++++ Input for this task ++++
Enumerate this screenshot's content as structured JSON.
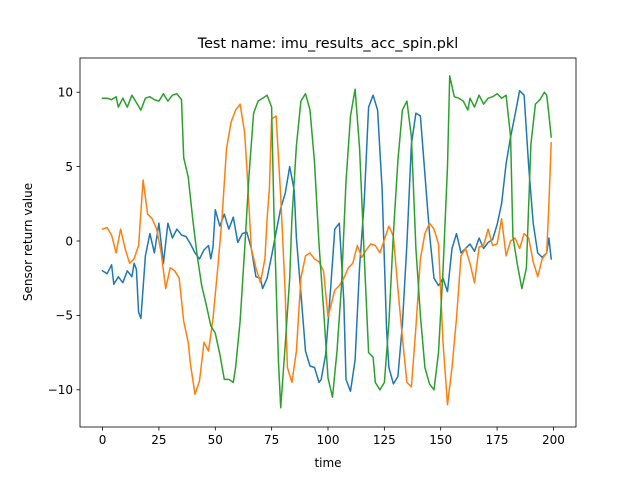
{
  "chart_data": {
    "type": "line",
    "title": "Test name: imu_results_acc_spin.pkl",
    "xlabel": "time",
    "ylabel": "Sensor return value",
    "xlim": [
      -10,
      210
    ],
    "ylim": [
      -12.5,
      12.3
    ],
    "xticks": [
      0,
      25,
      50,
      75,
      100,
      125,
      150,
      175,
      200
    ],
    "yticks": [
      -10,
      -5,
      0,
      5,
      10
    ],
    "ytick_labels": [
      "−10",
      "−5",
      "0",
      "5",
      "10"
    ],
    "grid": false,
    "legend": "none",
    "series": [
      {
        "color": "#1f77b4",
        "points": [
          [
            0,
            -2.0
          ],
          [
            2,
            -2.2
          ],
          [
            4,
            -1.6
          ],
          [
            5,
            -2.9
          ],
          [
            7,
            -2.4
          ],
          [
            9,
            -2.8
          ],
          [
            11,
            -2.0
          ],
          [
            13,
            -2.4
          ],
          [
            14,
            -1.5
          ],
          [
            15,
            -1.9
          ],
          [
            16,
            -4.8
          ],
          [
            17,
            -5.2
          ],
          [
            19,
            -1.0
          ],
          [
            21,
            0.5
          ],
          [
            23,
            -0.8
          ],
          [
            25,
            1.2
          ],
          [
            27,
            -1.5
          ],
          [
            29,
            1.2
          ],
          [
            31,
            0.2
          ],
          [
            33,
            0.8
          ],
          [
            35,
            0.4
          ],
          [
            37,
            0.3
          ],
          [
            39,
            -0.2
          ],
          [
            41,
            -0.8
          ],
          [
            43,
            -1.2
          ],
          [
            45,
            -0.6
          ],
          [
            47,
            -0.3
          ],
          [
            48,
            -1.2
          ],
          [
            49,
            -0.4
          ],
          [
            50,
            2.1
          ],
          [
            52,
            1.0
          ],
          [
            54,
            1.8
          ],
          [
            56,
            0.8
          ],
          [
            58,
            1.6
          ],
          [
            60,
            -0.1
          ],
          [
            62,
            0.5
          ],
          [
            64,
            0.6
          ],
          [
            66,
            -0.5
          ],
          [
            68,
            -2.4
          ],
          [
            70,
            -2.5
          ],
          [
            71,
            -3.2
          ],
          [
            73,
            -2.5
          ],
          [
            75,
            -1.0
          ],
          [
            77,
            0.6
          ],
          [
            79,
            2.2
          ],
          [
            81,
            3.2
          ],
          [
            83,
            5.0
          ],
          [
            85,
            3.4
          ],
          [
            86,
            0.2
          ],
          [
            88,
            -3.5
          ],
          [
            90,
            -7.4
          ],
          [
            92,
            -8.4
          ],
          [
            94,
            -8.5
          ],
          [
            96,
            -9.5
          ],
          [
            97,
            -9.3
          ],
          [
            99,
            -7.6
          ],
          [
            101,
            -3.5
          ],
          [
            103,
            0.8
          ],
          [
            105,
            1.2
          ],
          [
            107,
            -4.0
          ],
          [
            108,
            -9.3
          ],
          [
            110,
            -10.1
          ],
          [
            112,
            -8.0
          ],
          [
            114,
            -1.7
          ],
          [
            116,
            2.5
          ],
          [
            118,
            9.0
          ],
          [
            120,
            9.8
          ],
          [
            122,
            8.8
          ],
          [
            124,
            3.5
          ],
          [
            126,
            -6.0
          ],
          [
            127,
            -8.5
          ],
          [
            129,
            -9.6
          ],
          [
            131,
            -9.1
          ],
          [
            133,
            -5.6
          ],
          [
            135,
            -0.2
          ],
          [
            137,
            6.5
          ],
          [
            139,
            8.6
          ],
          [
            141,
            8.4
          ],
          [
            143,
            4.5
          ],
          [
            145,
            0.5
          ],
          [
            147,
            -2.5
          ],
          [
            149,
            -3.0
          ],
          [
            151,
            -2.5
          ],
          [
            153,
            -3.4
          ],
          [
            155,
            -0.5
          ],
          [
            157,
            0.5
          ],
          [
            159,
            -0.8
          ],
          [
            161,
            -0.5
          ],
          [
            163,
            -0.2
          ],
          [
            165,
            -0.7
          ],
          [
            167,
            0.2
          ],
          [
            169,
            -0.5
          ],
          [
            171,
            -0.1
          ],
          [
            173,
            0.1
          ],
          [
            175,
            1.1
          ],
          [
            177,
            2.5
          ],
          [
            179,
            5.2
          ],
          [
            181,
            7.0
          ],
          [
            183,
            8.5
          ],
          [
            185,
            10.1
          ],
          [
            187,
            9.8
          ],
          [
            189,
            5.0
          ],
          [
            191,
            1.2
          ],
          [
            193,
            -0.8
          ],
          [
            195,
            -1.1
          ],
          [
            197,
            -0.8
          ],
          [
            198,
            0.2
          ],
          [
            199,
            -1.2
          ]
        ]
      },
      {
        "color": "#ff7f0e",
        "points": [
          [
            0,
            0.8
          ],
          [
            2,
            0.9
          ],
          [
            4,
            0.4
          ],
          [
            6,
            -0.8
          ],
          [
            8,
            0.8
          ],
          [
            10,
            -0.5
          ],
          [
            12,
            -1.5
          ],
          [
            14,
            -1.2
          ],
          [
            16,
            -0.3
          ],
          [
            18,
            4.1
          ],
          [
            20,
            1.8
          ],
          [
            22,
            1.5
          ],
          [
            24,
            0.8
          ],
          [
            26,
            -0.8
          ],
          [
            28,
            -3.2
          ],
          [
            30,
            -1.8
          ],
          [
            32,
            -2.0
          ],
          [
            34,
            -2.5
          ],
          [
            36,
            -5.4
          ],
          [
            38,
            -6.8
          ],
          [
            39,
            -8.3
          ],
          [
            41,
            -10.3
          ],
          [
            43,
            -9.4
          ],
          [
            45,
            -6.8
          ],
          [
            47,
            -7.4
          ],
          [
            49,
            -5.2
          ],
          [
            51,
            -2.0
          ],
          [
            53,
            1.5
          ],
          [
            55,
            6.2
          ],
          [
            57,
            8.0
          ],
          [
            59,
            8.8
          ],
          [
            61,
            9.2
          ],
          [
            63,
            7.3
          ],
          [
            64,
            5.0
          ],
          [
            66,
            -0.5
          ],
          [
            68,
            -1.8
          ],
          [
            70,
            -2.8
          ],
          [
            72,
            -1.2
          ],
          [
            73,
            1.5
          ],
          [
            74,
            3.5
          ],
          [
            75,
            8.2
          ],
          [
            77,
            8.4
          ],
          [
            79,
            3.0
          ],
          [
            81,
            -3.5
          ],
          [
            82,
            -8.5
          ],
          [
            84,
            -9.5
          ],
          [
            86,
            -7.4
          ],
          [
            88,
            -2.5
          ],
          [
            90,
            -1.0
          ],
          [
            92,
            -0.8
          ],
          [
            94,
            -1.2
          ],
          [
            96,
            -1.4
          ],
          [
            98,
            -2.0
          ],
          [
            100,
            -5.1
          ],
          [
            101,
            -4.5
          ],
          [
            103,
            -3.3
          ],
          [
            105,
            -3.0
          ],
          [
            107,
            -2.5
          ],
          [
            109,
            -1.8
          ],
          [
            111,
            -1.5
          ],
          [
            113,
            -0.3
          ],
          [
            115,
            -1.1
          ],
          [
            117,
            -0.6
          ],
          [
            119,
            -0.2
          ],
          [
            121,
            -0.3
          ],
          [
            123,
            -0.8
          ],
          [
            125,
            0.1
          ],
          [
            127,
            1.0
          ],
          [
            129,
            0.3
          ],
          [
            131,
            -3.2
          ],
          [
            133,
            -6.5
          ],
          [
            135,
            -9.5
          ],
          [
            137,
            -9.8
          ],
          [
            139,
            -5.8
          ],
          [
            141,
            -1.2
          ],
          [
            143,
            0.5
          ],
          [
            145,
            1.2
          ],
          [
            147,
            0.8
          ],
          [
            149,
            -0.2
          ],
          [
            151,
            -6.8
          ],
          [
            153,
            -11.0
          ],
          [
            155,
            -8.5
          ],
          [
            157,
            -5.2
          ],
          [
            159,
            -1.0
          ],
          [
            161,
            -0.5
          ],
          [
            163,
            -1.5
          ],
          [
            165,
            -2.8
          ],
          [
            167,
            -0.4
          ],
          [
            169,
            -0.3
          ],
          [
            171,
            0.8
          ],
          [
            173,
            -0.3
          ],
          [
            175,
            -0.2
          ],
          [
            177,
            1.5
          ],
          [
            179,
            -1.0
          ],
          [
            181,
            0.0
          ],
          [
            183,
            0.2
          ],
          [
            185,
            -0.5
          ],
          [
            187,
            0.5
          ],
          [
            189,
            0.2
          ],
          [
            191,
            -1.4
          ],
          [
            193,
            -2.4
          ],
          [
            195,
            -1.2
          ],
          [
            197,
            -0.8
          ],
          [
            198,
            2.5
          ],
          [
            199,
            6.6
          ]
        ]
      },
      {
        "color": "#2ca02c",
        "points": [
          [
            0,
            9.6
          ],
          [
            2,
            9.6
          ],
          [
            4,
            9.5
          ],
          [
            6,
            9.7
          ],
          [
            7,
            9.0
          ],
          [
            9,
            9.6
          ],
          [
            11,
            9.0
          ],
          [
            13,
            9.8
          ],
          [
            15,
            9.3
          ],
          [
            17,
            8.8
          ],
          [
            19,
            9.6
          ],
          [
            21,
            9.7
          ],
          [
            23,
            9.5
          ],
          [
            25,
            9.4
          ],
          [
            27,
            9.9
          ],
          [
            29,
            9.4
          ],
          [
            31,
            9.8
          ],
          [
            33,
            9.9
          ],
          [
            35,
            9.5
          ],
          [
            36,
            5.6
          ],
          [
            38,
            4.3
          ],
          [
            40,
            1.5
          ],
          [
            42,
            -1.0
          ],
          [
            44,
            -3.0
          ],
          [
            46,
            -4.3
          ],
          [
            48,
            -5.7
          ],
          [
            50,
            -6.2
          ],
          [
            52,
            -7.6
          ],
          [
            54,
            -9.3
          ],
          [
            56,
            -9.3
          ],
          [
            58,
            -9.5
          ],
          [
            59,
            -8.5
          ],
          [
            61,
            -5.4
          ],
          [
            63,
            -0.6
          ],
          [
            65,
            4.5
          ],
          [
            67,
            8.6
          ],
          [
            69,
            9.4
          ],
          [
            71,
            9.6
          ],
          [
            73,
            9.8
          ],
          [
            75,
            9.0
          ],
          [
            76,
            2.0
          ],
          [
            78,
            -8.0
          ],
          [
            79,
            -11.2
          ],
          [
            81,
            -7.0
          ],
          [
            83,
            -2.5
          ],
          [
            84,
            1.5
          ],
          [
            86,
            6.4
          ],
          [
            88,
            9.4
          ],
          [
            90,
            9.9
          ],
          [
            92,
            8.8
          ],
          [
            94,
            5.3
          ],
          [
            96,
            -0.2
          ],
          [
            98,
            -4.5
          ],
          [
            100,
            -9.2
          ],
          [
            102,
            -10.5
          ],
          [
            104,
            -7.4
          ],
          [
            106,
            -3.0
          ],
          [
            108,
            4.0
          ],
          [
            110,
            8.4
          ],
          [
            112,
            10.2
          ],
          [
            114,
            6.2
          ],
          [
            116,
            -0.8
          ],
          [
            118,
            -7.5
          ],
          [
            120,
            -7.8
          ],
          [
            121,
            -9.5
          ],
          [
            123,
            -10.0
          ],
          [
            125,
            -9.5
          ],
          [
            127,
            -5.5
          ],
          [
            129,
            0.5
          ],
          [
            131,
            5.4
          ],
          [
            133,
            8.8
          ],
          [
            135,
            9.4
          ],
          [
            137,
            7.0
          ],
          [
            139,
            -0.5
          ],
          [
            141,
            -5.0
          ],
          [
            143,
            -8.5
          ],
          [
            145,
            -9.6
          ],
          [
            147,
            -10.0
          ],
          [
            149,
            -7.5
          ],
          [
            151,
            -2.0
          ],
          [
            153,
            5.0
          ],
          [
            154,
            11.1
          ],
          [
            156,
            9.7
          ],
          [
            158,
            9.6
          ],
          [
            160,
            9.4
          ],
          [
            162,
            8.8
          ],
          [
            163,
            9.6
          ],
          [
            165,
            9.0
          ],
          [
            167,
            9.8
          ],
          [
            169,
            9.2
          ],
          [
            171,
            9.6
          ],
          [
            173,
            9.7
          ],
          [
            175,
            9.9
          ],
          [
            177,
            9.6
          ],
          [
            179,
            9.8
          ],
          [
            181,
            7.0
          ],
          [
            182,
            0.3
          ],
          [
            184,
            -1.6
          ],
          [
            186,
            -3.2
          ],
          [
            188,
            -1.8
          ],
          [
            190,
            6.5
          ],
          [
            192,
            9.2
          ],
          [
            194,
            9.5
          ],
          [
            196,
            10.0
          ],
          [
            197,
            9.8
          ],
          [
            198,
            8.5
          ],
          [
            199,
            7.0
          ]
        ]
      }
    ]
  }
}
++++
Goal of the exercise: Pull out every line of the entries that includes the word "color".

Answer to the task:
        "color": "#1f77b4",
        "color": "#ff7f0e",
        "color": "#2ca02c",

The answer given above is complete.